### Task directions
Provide the records once more, identical to the original.

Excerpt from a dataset
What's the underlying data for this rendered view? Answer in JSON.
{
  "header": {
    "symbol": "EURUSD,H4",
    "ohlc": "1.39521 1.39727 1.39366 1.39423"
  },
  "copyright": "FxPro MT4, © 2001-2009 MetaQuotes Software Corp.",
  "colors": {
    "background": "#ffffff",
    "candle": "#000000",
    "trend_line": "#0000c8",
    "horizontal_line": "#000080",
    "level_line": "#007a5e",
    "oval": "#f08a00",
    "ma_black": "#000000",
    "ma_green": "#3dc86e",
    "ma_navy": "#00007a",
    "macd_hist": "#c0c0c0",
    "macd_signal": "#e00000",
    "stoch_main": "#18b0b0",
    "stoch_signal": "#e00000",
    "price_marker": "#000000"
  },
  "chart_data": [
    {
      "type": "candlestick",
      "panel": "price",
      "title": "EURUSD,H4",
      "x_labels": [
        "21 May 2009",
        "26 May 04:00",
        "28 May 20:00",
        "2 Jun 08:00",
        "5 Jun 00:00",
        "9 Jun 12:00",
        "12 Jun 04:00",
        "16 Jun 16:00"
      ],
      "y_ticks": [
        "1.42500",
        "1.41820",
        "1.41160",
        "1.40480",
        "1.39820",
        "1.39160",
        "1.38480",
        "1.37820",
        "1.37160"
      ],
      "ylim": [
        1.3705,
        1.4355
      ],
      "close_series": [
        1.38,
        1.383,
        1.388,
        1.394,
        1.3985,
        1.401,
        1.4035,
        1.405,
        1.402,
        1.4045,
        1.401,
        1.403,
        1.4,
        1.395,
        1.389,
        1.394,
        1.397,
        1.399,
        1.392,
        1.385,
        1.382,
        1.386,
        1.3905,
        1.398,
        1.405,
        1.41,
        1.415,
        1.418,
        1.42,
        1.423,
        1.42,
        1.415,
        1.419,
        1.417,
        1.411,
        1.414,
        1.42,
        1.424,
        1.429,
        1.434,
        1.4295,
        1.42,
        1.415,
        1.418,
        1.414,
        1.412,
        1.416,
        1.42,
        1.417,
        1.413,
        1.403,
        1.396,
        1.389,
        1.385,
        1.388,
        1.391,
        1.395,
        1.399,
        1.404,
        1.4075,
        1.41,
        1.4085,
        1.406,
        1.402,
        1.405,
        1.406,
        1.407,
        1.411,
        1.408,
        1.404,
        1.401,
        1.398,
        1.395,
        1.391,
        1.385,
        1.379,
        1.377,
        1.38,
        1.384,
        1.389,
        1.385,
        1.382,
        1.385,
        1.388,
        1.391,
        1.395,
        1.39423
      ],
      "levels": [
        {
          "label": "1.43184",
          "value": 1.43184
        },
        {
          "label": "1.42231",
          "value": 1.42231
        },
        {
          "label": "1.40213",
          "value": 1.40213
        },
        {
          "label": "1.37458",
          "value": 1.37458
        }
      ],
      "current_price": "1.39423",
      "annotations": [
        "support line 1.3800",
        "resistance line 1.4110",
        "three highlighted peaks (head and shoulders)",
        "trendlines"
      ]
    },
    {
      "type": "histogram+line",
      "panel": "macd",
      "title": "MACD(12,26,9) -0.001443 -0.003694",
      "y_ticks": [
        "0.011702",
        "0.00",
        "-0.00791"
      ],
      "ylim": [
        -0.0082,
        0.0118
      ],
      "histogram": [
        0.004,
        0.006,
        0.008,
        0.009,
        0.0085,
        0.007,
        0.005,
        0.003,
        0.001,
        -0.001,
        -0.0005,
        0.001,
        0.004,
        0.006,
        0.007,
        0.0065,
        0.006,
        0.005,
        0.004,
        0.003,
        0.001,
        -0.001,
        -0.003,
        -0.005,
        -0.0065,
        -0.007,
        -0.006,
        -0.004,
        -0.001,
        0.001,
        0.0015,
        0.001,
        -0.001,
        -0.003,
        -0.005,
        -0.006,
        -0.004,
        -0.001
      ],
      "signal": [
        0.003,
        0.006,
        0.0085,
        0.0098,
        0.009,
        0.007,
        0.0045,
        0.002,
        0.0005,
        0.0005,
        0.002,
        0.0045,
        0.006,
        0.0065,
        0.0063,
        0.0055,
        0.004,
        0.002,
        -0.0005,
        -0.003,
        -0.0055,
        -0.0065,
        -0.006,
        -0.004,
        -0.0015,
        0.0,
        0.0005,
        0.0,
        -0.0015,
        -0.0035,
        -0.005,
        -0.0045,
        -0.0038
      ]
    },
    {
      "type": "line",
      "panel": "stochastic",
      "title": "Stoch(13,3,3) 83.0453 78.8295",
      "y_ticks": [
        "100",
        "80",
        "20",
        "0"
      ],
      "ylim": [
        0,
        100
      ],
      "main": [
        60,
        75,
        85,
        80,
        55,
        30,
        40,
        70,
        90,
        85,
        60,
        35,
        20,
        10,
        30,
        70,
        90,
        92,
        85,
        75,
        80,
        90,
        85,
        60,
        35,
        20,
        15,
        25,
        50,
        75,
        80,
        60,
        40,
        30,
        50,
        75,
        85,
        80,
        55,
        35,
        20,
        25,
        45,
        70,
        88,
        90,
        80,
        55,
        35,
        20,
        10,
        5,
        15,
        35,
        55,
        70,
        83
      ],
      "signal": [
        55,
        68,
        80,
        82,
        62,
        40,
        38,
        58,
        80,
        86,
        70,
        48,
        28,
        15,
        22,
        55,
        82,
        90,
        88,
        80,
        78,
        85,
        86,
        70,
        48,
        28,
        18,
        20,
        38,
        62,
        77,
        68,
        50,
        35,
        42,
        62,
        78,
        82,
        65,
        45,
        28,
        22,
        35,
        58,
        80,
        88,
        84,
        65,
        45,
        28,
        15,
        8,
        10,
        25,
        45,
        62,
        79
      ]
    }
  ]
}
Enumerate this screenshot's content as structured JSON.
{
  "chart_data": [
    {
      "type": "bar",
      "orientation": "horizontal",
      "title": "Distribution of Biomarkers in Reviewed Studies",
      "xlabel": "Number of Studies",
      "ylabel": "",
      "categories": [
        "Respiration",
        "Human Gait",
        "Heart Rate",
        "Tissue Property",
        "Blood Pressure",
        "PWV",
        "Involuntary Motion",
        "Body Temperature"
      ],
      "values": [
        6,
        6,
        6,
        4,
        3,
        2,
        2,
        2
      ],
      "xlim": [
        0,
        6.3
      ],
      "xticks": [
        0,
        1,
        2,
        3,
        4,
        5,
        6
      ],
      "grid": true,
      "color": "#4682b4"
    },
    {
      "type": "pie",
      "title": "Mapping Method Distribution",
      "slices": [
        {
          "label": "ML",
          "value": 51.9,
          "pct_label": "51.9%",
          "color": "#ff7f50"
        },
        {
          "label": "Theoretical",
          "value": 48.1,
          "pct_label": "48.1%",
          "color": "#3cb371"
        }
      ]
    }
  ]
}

### Correct output
What's the underlying data for this rendered view? Answer in JSON.
{
  "header": {
    "symbol": "EURUSD,H4",
    "ohlc": "1.39521 1.39727 1.39366 1.39423"
  },
  "copyright": "FxPro MT4, © 2001-2009 MetaQuotes Software Corp.",
  "colors": {
    "background": "#ffffff",
    "candle": "#000000",
    "trend_line": "#0000c8",
    "horizontal_line": "#000080",
    "level_line": "#007a5e",
    "oval": "#f08a00",
    "ma_black": "#000000",
    "ma_green": "#3dc86e",
    "ma_navy": "#00007a",
    "macd_hist": "#c0c0c0",
    "macd_signal": "#e00000",
    "stoch_main": "#18b0b0",
    "stoch_signal": "#e00000",
    "price_marker": "#000000"
  },
  "chart_data": [
    {
      "type": "candlestick",
      "panel": "price",
      "title": "EURUSD,H4",
      "x_labels": [
        "21 May 2009",
        "26 May 04:00",
        "28 May 20:00",
        "2 Jun 08:00",
        "5 Jun 00:00",
        "9 Jun 12:00",
        "12 Jun 04:00",
        "16 Jun 16:00"
      ],
      "y_ticks": [
        "1.42500",
        "1.41820",
        "1.41160",
        "1.40480",
        "1.39820",
        "1.39160",
        "1.38480",
        "1.37820",
        "1.37160"
      ],
      "ylim": [
        1.3705,
        1.4355
      ],
      "close_series": [
        1.38,
        1.383,
        1.388,
        1.394,
        1.3985,
        1.401,
        1.4035,
        1.405,
        1.402,
        1.4045,
        1.401,
        1.403,
        1.4,
        1.395,
        1.389,
        1.394,
        1.397,
        1.399,
        1.392,
        1.385,
        1.382,
        1.386,
        1.3905,
        1.398,
        1.405,
        1.41,
        1.415,
        1.418,
        1.42,
        1.423,
        1.42,
        1.415,
        1.419,
        1.417,
        1.411,
        1.414,
        1.42,
        1.424,
        1.429,
        1.434,
        1.4295,
        1.42,
        1.415,
        1.418,
        1.414,
        1.412,
        1.416,
        1.42,
        1.417,
        1.413,
        1.403,
        1.396,
        1.389,
        1.385,
        1.388,
        1.391,
        1.395,
        1.399,
        1.404,
        1.4075,
        1.41,
        1.4085,
        1.406,
        1.402,
        1.405,
        1.406,
        1.407,
        1.411,
        1.408,
        1.404,
        1.401,
        1.398,
        1.395,
        1.391,
        1.385,
        1.379,
        1.377,
        1.38,
        1.384,
        1.389,
        1.385,
        1.382,
        1.385,
        1.388,
        1.391,
        1.395,
        1.39423
      ],
      "levels": [
        {
          "label": "1.43184",
          "value": 1.43184
        },
        {
          "label": "1.42231",
          "value": 1.42231
        },
        {
          "label": "1.40213",
          "value": 1.40213
        },
        {
          "label": "1.37458",
          "value": 1.37458
        }
      ],
      "current_price": "1.39423",
      "annotations": [
        "support line 1.3800",
        "resistance line 1.4110",
        "three highlighted peaks (head and shoulders)",
        "trendlines"
      ]
    },
    {
      "type": "histogram+line",
      "panel": "macd",
      "title": "MACD(12,26,9) -0.001443 -0.003694",
      "y_ticks": [
        "0.011702",
        "0.00",
        "-0.00791"
      ],
      "ylim": [
        -0.0082,
        0.0118
      ],
      "histogram": [
        0.004,
        0.006,
        0.008,
        0.009,
        0.0085,
        0.007,
        0.005,
        0.003,
        0.001,
        -0.001,
        -0.0005,
        0.001,
        0.004,
        0.006,
        0.007,
        0.0065,
        0.006,
        0.005,
        0.004,
        0.003,
        0.001,
        -0.001,
        -0.003,
        -0.005,
        -0.0065,
        -0.007,
        -0.006,
        -0.004,
        -0.001,
        0.001,
        0.0015,
        0.001,
        -0.001,
        -0.003,
        -0.005,
        -0.006,
        -0.004,
        -0.001
      ],
      "signal": [
        0.003,
        0.006,
        0.0085,
        0.0098,
        0.009,
        0.007,
        0.0045,
        0.002,
        0.0005,
        0.0005,
        0.002,
        0.0045,
        0.006,
        0.0065,
        0.0063,
        0.0055,
        0.004,
        0.002,
        -0.0005,
        -0.003,
        -0.0055,
        -0.0065,
        -0.006,
        -0.004,
        -0.0015,
        0.0,
        0.0005,
        0.0,
        -0.0015,
        -0.0035,
        -0.005,
        -0.0045,
        -0.0038
      ]
    },
    {
      "type": "line",
      "panel": "stochastic",
      "title": "Stoch(13,3,3) 83.0453 78.8295",
      "y_ticks": [
        "100",
        "80",
        "20",
        "0"
      ],
      "ylim": [
        0,
        100
      ],
      "main": [
        60,
        75,
        85,
        80,
        55,
        30,
        40,
        70,
        90,
        85,
        60,
        35,
        20,
        10,
        30,
        70,
        90,
        92,
        85,
        75,
        80,
        90,
        85,
        60,
        35,
        20,
        15,
        25,
        50,
        75,
        80,
        60,
        40,
        30,
        50,
        75,
        85,
        80,
        55,
        35,
        20,
        25,
        45,
        70,
        88,
        90,
        80,
        55,
        35,
        20,
        10,
        5,
        15,
        35,
        55,
        70,
        83
      ],
      "signal": [
        55,
        68,
        80,
        82,
        62,
        40,
        38,
        58,
        80,
        86,
        70,
        48,
        28,
        15,
        22,
        55,
        82,
        90,
        88,
        80,
        78,
        85,
        86,
        70,
        48,
        28,
        18,
        20,
        38,
        62,
        77,
        68,
        50,
        35,
        42,
        62,
        78,
        82,
        65,
        45,
        28,
        22,
        35,
        58,
        80,
        88,
        84,
        65,
        45,
        28,
        15,
        8,
        10,
        25,
        45,
        62,
        79
      ]
    }
  ]
}
Enumerate this screenshot's content as structured JSON.
{
  "chart_data": [
    {
      "type": "bar",
      "orientation": "horizontal",
      "title": "Distribution of Biomarkers in Reviewed Studies",
      "xlabel": "Number of Studies",
      "ylabel": "",
      "categories": [
        "Respiration",
        "Human Gait",
        "Heart Rate",
        "Tissue Property",
        "Blood Pressure",
        "PWV",
        "Involuntary Motion",
        "Body Temperature"
      ],
      "values": [
        6,
        6,
        6,
        4,
        3,
        2,
        2,
        2
      ],
      "xlim": [
        0,
        6.3
      ],
      "xticks": [
        0,
        1,
        2,
        3,
        4,
        5,
        6
      ],
      "grid": true,
      "color": "#4682b4"
    },
    {
      "type": "pie",
      "title": "Mapping Method Distribution",
      "slices": [
        {
          "label": "ML",
          "value": 51.9,
          "pct_label": "51.9%",
          "color": "#ff7f50"
        },
        {
          "label": "Theoretical",
          "value": 48.1,
          "pct_label": "48.1%",
          "color": "#3cb371"
        }
      ]
    }
  ]
}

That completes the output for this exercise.